**GIVEN INSTRUCTION:** Reproduce each line of the listing exactly.

==== EXTRACTED DATA ====

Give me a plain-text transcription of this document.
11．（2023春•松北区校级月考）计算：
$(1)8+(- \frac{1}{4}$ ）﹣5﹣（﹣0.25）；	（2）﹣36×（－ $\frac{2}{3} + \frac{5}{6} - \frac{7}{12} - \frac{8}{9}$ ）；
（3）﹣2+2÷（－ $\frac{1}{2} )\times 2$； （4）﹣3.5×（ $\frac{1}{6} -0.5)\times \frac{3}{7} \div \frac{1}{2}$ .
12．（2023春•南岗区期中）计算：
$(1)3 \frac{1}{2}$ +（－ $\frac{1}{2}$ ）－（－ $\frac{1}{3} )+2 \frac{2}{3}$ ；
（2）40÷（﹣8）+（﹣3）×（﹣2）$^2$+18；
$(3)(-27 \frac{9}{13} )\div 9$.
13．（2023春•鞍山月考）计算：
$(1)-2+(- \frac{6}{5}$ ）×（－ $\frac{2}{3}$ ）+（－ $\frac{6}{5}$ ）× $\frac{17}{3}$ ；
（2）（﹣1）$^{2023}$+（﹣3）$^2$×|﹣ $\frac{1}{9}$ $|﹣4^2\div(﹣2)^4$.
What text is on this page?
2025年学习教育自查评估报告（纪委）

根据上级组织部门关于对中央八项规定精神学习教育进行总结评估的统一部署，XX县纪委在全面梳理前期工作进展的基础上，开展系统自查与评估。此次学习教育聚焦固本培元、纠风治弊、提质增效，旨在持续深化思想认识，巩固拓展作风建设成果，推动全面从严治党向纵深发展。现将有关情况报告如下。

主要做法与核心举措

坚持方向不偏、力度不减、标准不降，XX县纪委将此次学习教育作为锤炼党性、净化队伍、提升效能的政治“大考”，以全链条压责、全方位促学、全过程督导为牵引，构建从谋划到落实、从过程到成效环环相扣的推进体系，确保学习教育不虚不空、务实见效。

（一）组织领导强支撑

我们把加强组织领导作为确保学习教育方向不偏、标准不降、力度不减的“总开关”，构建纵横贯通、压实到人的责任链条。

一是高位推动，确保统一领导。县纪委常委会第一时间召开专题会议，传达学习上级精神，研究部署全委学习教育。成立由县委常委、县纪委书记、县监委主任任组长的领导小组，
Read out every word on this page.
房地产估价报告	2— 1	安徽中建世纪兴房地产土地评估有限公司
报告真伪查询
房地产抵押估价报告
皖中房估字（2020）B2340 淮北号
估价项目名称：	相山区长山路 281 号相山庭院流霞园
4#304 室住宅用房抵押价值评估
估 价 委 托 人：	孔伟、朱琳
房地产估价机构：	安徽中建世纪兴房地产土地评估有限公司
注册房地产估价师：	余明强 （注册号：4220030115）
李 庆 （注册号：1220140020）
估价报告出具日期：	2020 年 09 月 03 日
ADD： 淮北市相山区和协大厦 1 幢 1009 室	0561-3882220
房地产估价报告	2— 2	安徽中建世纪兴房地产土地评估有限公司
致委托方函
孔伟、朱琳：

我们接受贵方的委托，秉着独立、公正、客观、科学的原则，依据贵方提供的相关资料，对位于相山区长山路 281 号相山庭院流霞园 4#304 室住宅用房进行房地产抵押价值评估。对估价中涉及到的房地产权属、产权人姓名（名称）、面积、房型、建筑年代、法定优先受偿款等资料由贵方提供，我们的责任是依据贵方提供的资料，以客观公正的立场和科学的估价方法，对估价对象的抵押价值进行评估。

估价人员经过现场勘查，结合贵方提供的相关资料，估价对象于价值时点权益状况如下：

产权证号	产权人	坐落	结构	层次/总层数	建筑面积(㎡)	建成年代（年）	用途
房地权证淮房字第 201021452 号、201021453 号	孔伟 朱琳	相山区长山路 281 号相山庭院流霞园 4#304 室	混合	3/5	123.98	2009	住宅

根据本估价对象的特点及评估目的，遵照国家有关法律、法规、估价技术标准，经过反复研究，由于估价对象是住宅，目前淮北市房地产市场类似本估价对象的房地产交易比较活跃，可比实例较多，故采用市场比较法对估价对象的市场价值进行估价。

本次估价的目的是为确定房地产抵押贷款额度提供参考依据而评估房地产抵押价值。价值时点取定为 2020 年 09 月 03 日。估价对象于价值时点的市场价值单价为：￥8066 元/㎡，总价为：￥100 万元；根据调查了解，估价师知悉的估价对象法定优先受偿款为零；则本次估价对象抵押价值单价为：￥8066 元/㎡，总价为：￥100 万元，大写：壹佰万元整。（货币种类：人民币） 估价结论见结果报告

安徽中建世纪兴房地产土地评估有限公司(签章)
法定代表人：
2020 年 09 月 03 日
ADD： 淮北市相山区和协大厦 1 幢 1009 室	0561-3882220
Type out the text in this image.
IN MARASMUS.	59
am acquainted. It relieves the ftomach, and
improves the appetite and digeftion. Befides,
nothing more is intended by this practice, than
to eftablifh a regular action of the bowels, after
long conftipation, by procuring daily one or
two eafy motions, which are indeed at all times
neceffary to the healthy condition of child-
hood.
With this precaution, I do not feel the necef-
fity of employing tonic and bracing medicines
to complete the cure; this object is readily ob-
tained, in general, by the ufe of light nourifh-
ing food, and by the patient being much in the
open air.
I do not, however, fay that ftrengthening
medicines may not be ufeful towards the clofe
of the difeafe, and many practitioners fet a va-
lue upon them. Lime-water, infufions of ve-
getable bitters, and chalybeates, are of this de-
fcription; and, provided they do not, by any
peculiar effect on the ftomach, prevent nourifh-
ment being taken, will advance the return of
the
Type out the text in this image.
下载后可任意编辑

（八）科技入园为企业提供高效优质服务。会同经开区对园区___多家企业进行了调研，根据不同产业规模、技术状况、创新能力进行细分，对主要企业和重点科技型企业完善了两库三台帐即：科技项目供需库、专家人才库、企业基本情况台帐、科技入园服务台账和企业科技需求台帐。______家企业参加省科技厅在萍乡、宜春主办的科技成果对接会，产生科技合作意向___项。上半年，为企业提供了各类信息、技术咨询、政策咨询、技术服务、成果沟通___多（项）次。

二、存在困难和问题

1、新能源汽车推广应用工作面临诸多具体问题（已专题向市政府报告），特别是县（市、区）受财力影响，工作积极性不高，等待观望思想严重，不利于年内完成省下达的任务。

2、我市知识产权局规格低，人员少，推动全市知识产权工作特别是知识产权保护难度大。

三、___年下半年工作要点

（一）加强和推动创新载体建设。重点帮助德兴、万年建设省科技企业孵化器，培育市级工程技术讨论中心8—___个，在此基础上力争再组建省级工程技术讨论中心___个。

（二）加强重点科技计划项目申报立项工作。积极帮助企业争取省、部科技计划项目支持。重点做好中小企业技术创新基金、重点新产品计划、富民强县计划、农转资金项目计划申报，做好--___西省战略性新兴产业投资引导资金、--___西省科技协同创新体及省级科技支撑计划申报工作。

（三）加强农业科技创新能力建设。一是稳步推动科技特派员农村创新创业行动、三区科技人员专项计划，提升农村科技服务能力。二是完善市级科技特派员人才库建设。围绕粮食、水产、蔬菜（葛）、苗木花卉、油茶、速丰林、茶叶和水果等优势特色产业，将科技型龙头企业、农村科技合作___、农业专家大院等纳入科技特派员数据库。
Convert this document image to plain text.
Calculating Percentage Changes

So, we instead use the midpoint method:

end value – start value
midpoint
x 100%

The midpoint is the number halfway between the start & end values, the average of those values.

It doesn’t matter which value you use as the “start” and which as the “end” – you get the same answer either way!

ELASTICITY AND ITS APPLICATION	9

====

**TASK ANSWER:**
Give me a plain-text transcription of this document.
11．（2023春•松北区校级月考）计算：
$(1)8+(- \frac{1}{4}$ ）﹣5﹣（﹣0.25）；	（2）﹣36×（－ $\frac{2}{3} + \frac{5}{6} - \frac{7}{12} - \frac{8}{9}$ ）；
（3）﹣2+2÷（－ $\frac{1}{2} )\times 2$； （4）﹣3.5×（ $\frac{1}{6} -0.5)\times \frac{3}{7} \div \frac{1}{2}$ .
12．（2023春•南岗区期中）计算：
$(1)3 \frac{1}{2}$ +（－ $\frac{1}{2}$ ）－（－ $\frac{1}{3} )+2 \frac{2}{3}$ ；
（2）40÷（﹣8）+（﹣3）×（﹣2）$^2$+18；
$(3)(-27 \frac{9}{13} )\div 9$.
13．（2023春•鞍山月考）计算：
$(1)-2+(- \frac{6}{5}$ ）×（－ $\frac{2}{3}$ ）+（－ $\frac{6}{5}$ ）× $\frac{17}{3}$ ；
（2）（﹣1）$^{2023}$+（﹣3）$^2$×|﹣ $\frac{1}{9}$ $|﹣4^2\div(﹣2)^4$.
What text is on this page?
2025年学习教育自查评估报告（纪委）

根据上级组织部门关于对中央八项规定精神学习教育进行总结评估的统一部署，XX县纪委在全面梳理前期工作进展的基础上，开展系统自查与评估。此次学习教育聚焦固本培元、纠风治弊、提质增效，旨在持续深化思想认识，巩固拓展作风建设成果，推动全面从严治党向纵深发展。现将有关情况报告如下。

主要做法与核心举措

坚持方向不偏、力度不减、标准不降，XX县纪委将此次学习教育作为锤炼党性、净化队伍、提升效能的政治“大考”，以全链条压责、全方位促学、全过程督导为牵引，构建从谋划到落实、从过程到成效环环相扣的推进体系，确保学习教育不虚不空、务实见效。

（一）组织领导强支撑

我们把加强组织领导作为确保学习教育方向不偏、标准不降、力度不减的“总开关”，构建纵横贯通、压实到人的责任链条。

一是高位推动，确保统一领导。县纪委常委会第一时间召开专题会议，传达学习上级精神，研究部署全委学习教育。成立由县委常委、县纪委书记、县监委主任任组长的领导小组，
Read out every word on this page.
房地产估价报告	2— 1	安徽中建世纪兴房地产土地评估有限公司
报告真伪查询
房地产抵押估价报告
皖中房估字（2020）B2340 淮北号
估价项目名称：	相山区长山路 281 号相山庭院流霞园
4#304 室住宅用房抵押价值评估
估 价 委 托 人：	孔伟、朱琳
房地产估价机构：	安徽中建世纪兴房地产土地评估有限公司
注册房地产估价师：	余明强 （注册号：4220030115）
李 庆 （注册号：1220140020）
估价报告出具日期：	2020 年 09 月 03 日
ADD： 淮北市相山区和协大厦 1 幢 1009 室	0561-3882220
房地产估价报告	2— 2	安徽中建世纪兴房地产土地评估有限公司
致委托方函
孔伟、朱琳：

我们接受贵方的委托，秉着独立、公正、客观、科学的原则，依据贵方提供的相关资料，对位于相山区长山路 281 号相山庭院流霞园 4#304 室住宅用房进行房地产抵押价值评估。对估价中涉及到的房地产权属、产权人姓名（名称）、面积、房型、建筑年代、法定优先受偿款等资料由贵方提供，我们的责任是依据贵方提供的资料，以客观公正的立场和科学的估价方法，对估价对象的抵押价值进行评估。

估价人员经过现场勘查，结合贵方提供的相关资料，估价对象于价值时点权益状况如下：

产权证号	产权人	坐落	结构	层次/总层数	建筑面积(㎡)	建成年代（年）	用途
房地权证淮房字第 201021452 号、201021453 号	孔伟 朱琳	相山区长山路 281 号相山庭院流霞园 4#304 室	混合	3/5	123.98	2009	住宅

根据本估价对象的特点及评估目的，遵照国家有关法律、法规、估价技术标准，经过反复研究，由于估价对象是住宅，目前淮北市房地产市场类似本估价对象的房地产交易比较活跃，可比实例较多，故采用市场比较法对估价对象的市场价值进行估价。

本次估价的目的是为确定房地产抵押贷款额度提供参考依据而评估房地产抵押价值。价值时点取定为 2020 年 09 月 03 日。估价对象于价值时点的市场价值单价为：￥8066 元/㎡，总价为：￥100 万元；根据调查了解，估价师知悉的估价对象法定优先受偿款为零；则本次估价对象抵押价值单价为：￥8066 元/㎡，总价为：￥100 万元，大写：壹佰万元整。（货币种类：人民币） 估价结论见结果报告

安徽中建世纪兴房地产土地评估有限公司(签章)
法定代表人：
2020 年 09 月 03 日
ADD： 淮北市相山区和协大厦 1 幢 1009 室	0561-3882220
Type out the text in this image.
IN MARASMUS.	59
am acquainted. It relieves the ftomach, and
improves the appetite and digeftion. Befides,
nothing more is intended by this practice, than
to eftablifh a regular action of the bowels, after
long conftipation, by procuring daily one or
two eafy motions, which are indeed at all times
neceffary to the healthy condition of child-
hood.
With this precaution, I do not feel the necef-
fity of employing tonic and bracing medicines
to complete the cure; this object is readily ob-
tained, in general, by the ufe of light nourifh-
ing food, and by the patient being much in the
open air.
I do not, however, fay that ftrengthening
medicines may not be ufeful towards the clofe
of the difeafe, and many practitioners fet a va-
lue upon them. Lime-water, infufions of ve-
getable bitters, and chalybeates, are of this de-
fcription; and, provided they do not, by any
peculiar effect on the ftomach, prevent nourifh-
ment being taken, will advance the return of
the
Type out the text in this image.
下载后可任意编辑

（八）科技入园为企业提供高效优质服务。会同经开区对园区___多家企业进行了调研，根据不同产业规模、技术状况、创新能力进行细分，对主要企业和重点科技型企业完善了两库三台帐即：科技项目供需库、专家人才库、企业基本情况台帐、科技入园服务台账和企业科技需求台帐。______家企业参加省科技厅在萍乡、宜春主办的科技成果对接会，产生科技合作意向___项。上半年，为企业提供了各类信息、技术咨询、政策咨询、技术服务、成果沟通___多（项）次。

二、存在困难和问题

1、新能源汽车推广应用工作面临诸多具体问题（已专题向市政府报告），特别是县（市、区）受财力影响，工作积极性不高，等待观望思想严重，不利于年内完成省下达的任务。

2、我市知识产权局规格低，人员少，推动全市知识产权工作特别是知识产权保护难度大。

三、___年下半年工作要点

（一）加强和推动创新载体建设。重点帮助德兴、万年建设省科技企业孵化器，培育市级工程技术讨论中心8—___个，在此基础上力争再组建省级工程技术讨论中心___个。

（二）加强重点科技计划项目申报立项工作。积极帮助企业争取省、部科技计划项目支持。重点做好中小企业技术创新基金、重点新产品计划、富民强县计划、农转资金项目计划申报，做好--___西省战略性新兴产业投资引导资金、--___西省科技协同创新体及省级科技支撑计划申报工作。

（三）加强农业科技创新能力建设。一是稳步推动科技特派员农村创新创业行动、三区科技人员专项计划，提升农村科技服务能力。二是完善市级科技特派员人才库建设。围绕粮食、水产、蔬菜（葛）、苗木花卉、油茶、速丰林、茶叶和水果等优势特色产业，将科技型龙头企业、农村科技合作___、农业专家大院等纳入科技特派员数据库。
Convert this document image to plain text.
Calculating Percentage Changes

So, we instead use the midpoint method:

end value – start value
midpoint
x 100%

The midpoint is the number halfway between the start & end values, the average of those values.

It doesn’t matter which value you use as the “start” and which as the “end” – you get the same answer either way!

ELASTICITY AND ITS APPLICATION	9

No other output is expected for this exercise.